═══ Entries shown ═══

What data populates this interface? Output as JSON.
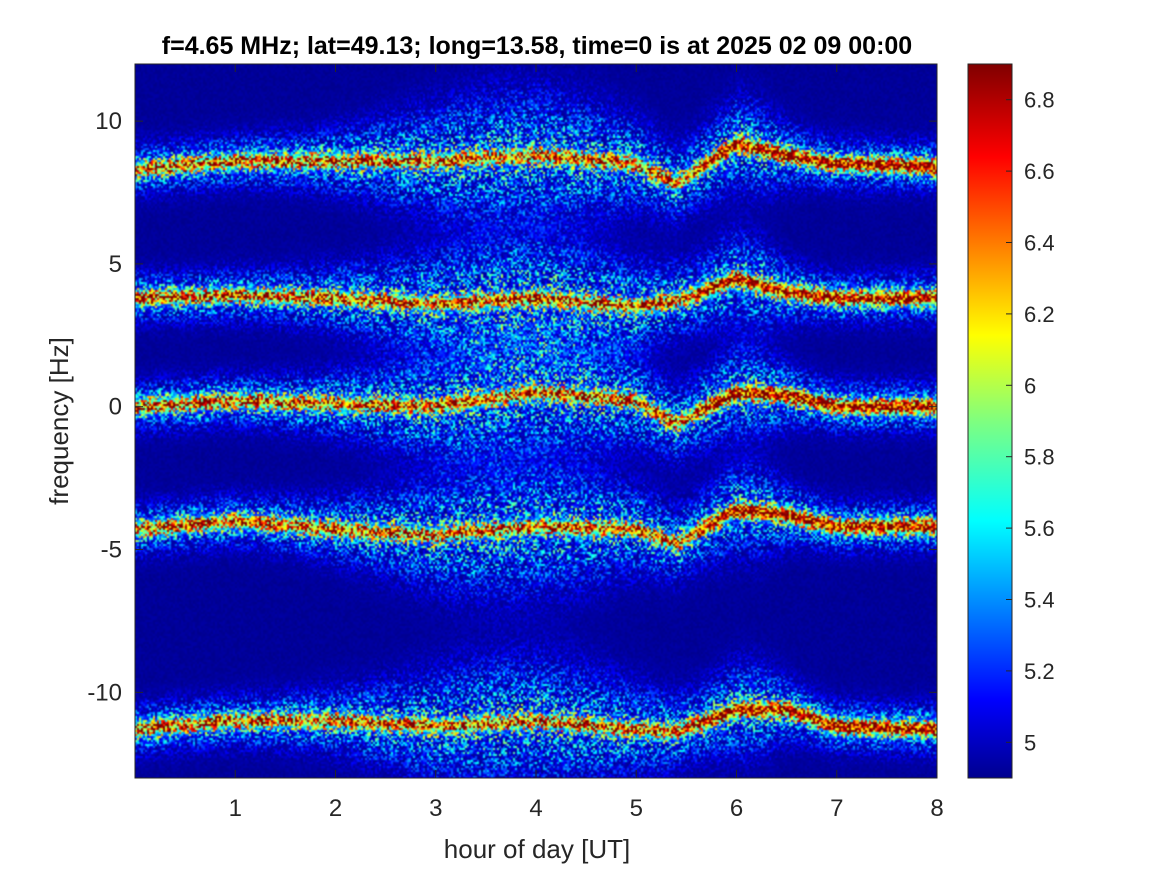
{
  "chart_data": {
    "type": "heatmap",
    "title": "f=4.65 MHz;  lat=49.13; long=13.58, time=0 is at 2025 02 09 00:00",
    "xlabel": "hour of day [UT]",
    "ylabel": "frequency [Hz]",
    "xlim": [
      0,
      8
    ],
    "ylim": [
      -13,
      12
    ],
    "xticks": [
      1,
      2,
      3,
      4,
      5,
      6,
      7,
      8
    ],
    "yticks": [
      -10,
      -5,
      0,
      5,
      10
    ],
    "colorbar": {
      "range": [
        4.9,
        6.9
      ],
      "ticks": [
        5,
        5.2,
        5.4,
        5.6,
        5.8,
        6,
        6.2,
        6.4,
        6.6,
        6.8
      ],
      "colormap": "jet"
    },
    "background_level": 4.95,
    "bands": [
      {
        "center_hz": 8.3,
        "trace": [
          [
            0,
            8.3
          ],
          [
            1,
            8.6
          ],
          [
            2,
            8.6
          ],
          [
            3,
            8.6
          ],
          [
            4,
            8.8
          ],
          [
            5,
            8.5
          ],
          [
            5.4,
            7.8
          ],
          [
            6,
            9.2
          ],
          [
            6.5,
            8.8
          ],
          [
            7,
            8.5
          ],
          [
            8,
            8.4
          ]
        ]
      },
      {
        "center_hz": 3.8,
        "trace": [
          [
            0,
            3.8
          ],
          [
            1,
            3.9
          ],
          [
            2,
            3.8
          ],
          [
            3,
            3.6
          ],
          [
            4,
            3.8
          ],
          [
            5,
            3.5
          ],
          [
            5.5,
            3.8
          ],
          [
            6,
            4.5
          ],
          [
            6.5,
            4.0
          ],
          [
            7,
            3.8
          ],
          [
            8,
            3.8
          ]
        ]
      },
      {
        "center_hz": 0.0,
        "trace": [
          [
            0,
            0
          ],
          [
            1,
            0.2
          ],
          [
            2,
            0.1
          ],
          [
            3,
            0.0
          ],
          [
            4,
            0.5
          ],
          [
            5,
            0.2
          ],
          [
            5.4,
            -0.6
          ],
          [
            6,
            0.5
          ],
          [
            6.5,
            0.4
          ],
          [
            7,
            0.0
          ],
          [
            8,
            0.0
          ]
        ]
      },
      {
        "center_hz": -4.3,
        "trace": [
          [
            0,
            -4.3
          ],
          [
            1,
            -4.0
          ],
          [
            2,
            -4.3
          ],
          [
            3,
            -4.5
          ],
          [
            4,
            -4.2
          ],
          [
            5,
            -4.3
          ],
          [
            5.4,
            -4.8
          ],
          [
            6,
            -3.6
          ],
          [
            6.5,
            -3.8
          ],
          [
            7,
            -4.2
          ],
          [
            8,
            -4.2
          ]
        ]
      },
      {
        "center_hz": -11.3,
        "trace": [
          [
            0,
            -11.3
          ],
          [
            1,
            -11.0
          ],
          [
            2,
            -11.0
          ],
          [
            3,
            -11.2
          ],
          [
            4,
            -11.0
          ],
          [
            5,
            -11.3
          ],
          [
            5.4,
            -11.4
          ],
          [
            6,
            -10.6
          ],
          [
            6.5,
            -10.6
          ],
          [
            7,
            -11.2
          ],
          [
            8,
            -11.3
          ]
        ]
      }
    ]
  }
}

═══

Aim –
Repeat each entry precisely as it appears. Leave the pictures out.

Written response –
What data populates this interface? Output as JSON.
{
  "chart_data": {
    "type": "heatmap",
    "title": "f=4.65 MHz;  lat=49.13; long=13.58, time=0 is at 2025 02 09 00:00",
    "xlabel": "hour of day [UT]",
    "ylabel": "frequency [Hz]",
    "xlim": [
      0,
      8
    ],
    "ylim": [
      -13,
      12
    ],
    "xticks": [
      1,
      2,
      3,
      4,
      5,
      6,
      7,
      8
    ],
    "yticks": [
      -10,
      -5,
      0,
      5,
      10
    ],
    "colorbar": {
      "range": [
        4.9,
        6.9
      ],
      "ticks": [
        5,
        5.2,
        5.4,
        5.6,
        5.8,
        6,
        6.2,
        6.4,
        6.6,
        6.8
      ],
      "colormap": "jet"
    },
    "background_level": 4.95,
    "bands": [
      {
        "center_hz": 8.3,
        "trace": [
          [
            0,
            8.3
          ],
          [
            1,
            8.6
          ],
          [
            2,
            8.6
          ],
          [
            3,
            8.6
          ],
          [
            4,
            8.8
          ],
          [
            5,
            8.5
          ],
          [
            5.4,
            7.8
          ],
          [
            6,
            9.2
          ],
          [
            6.5,
            8.8
          ],
          [
            7,
            8.5
          ],
          [
            8,
            8.4
          ]
        ]
      },
      {
        "center_hz": 3.8,
        "trace": [
          [
            0,
            3.8
          ],
          [
            1,
            3.9
          ],
          [
            2,
            3.8
          ],
          [
            3,
            3.6
          ],
          [
            4,
            3.8
          ],
          [
            5,
            3.5
          ],
          [
            5.5,
            3.8
          ],
          [
            6,
            4.5
          ],
          [
            6.5,
            4.0
          ],
          [
            7,
            3.8
          ],
          [
            8,
            3.8
          ]
        ]
      },
      {
        "center_hz": 0.0,
        "trace": [
          [
            0,
            0
          ],
          [
            1,
            0.2
          ],
          [
            2,
            0.1
          ],
          [
            3,
            0.0
          ],
          [
            4,
            0.5
          ],
          [
            5,
            0.2
          ],
          [
            5.4,
            -0.6
          ],
          [
            6,
            0.5
          ],
          [
            6.5,
            0.4
          ],
          [
            7,
            0.0
          ],
          [
            8,
            0.0
          ]
        ]
      },
      {
        "center_hz": -4.3,
        "trace": [
          [
            0,
            -4.3
          ],
          [
            1,
            -4.0
          ],
          [
            2,
            -4.3
          ],
          [
            3,
            -4.5
          ],
          [
            4,
            -4.2
          ],
          [
            5,
            -4.3
          ],
          [
            5.4,
            -4.8
          ],
          [
            6,
            -3.6
          ],
          [
            6.5,
            -3.8
          ],
          [
            7,
            -4.2
          ],
          [
            8,
            -4.2
          ]
        ]
      },
      {
        "center_hz": -11.3,
        "trace": [
          [
            0,
            -11.3
          ],
          [
            1,
            -11.0
          ],
          [
            2,
            -11.0
          ],
          [
            3,
            -11.2
          ],
          [
            4,
            -11.0
          ],
          [
            5,
            -11.3
          ],
          [
            5.4,
            -11.4
          ],
          [
            6,
            -10.6
          ],
          [
            6.5,
            -10.6
          ],
          [
            7,
            -11.2
          ],
          [
            8,
            -11.3
          ]
        ]
      }
    ]
  }
}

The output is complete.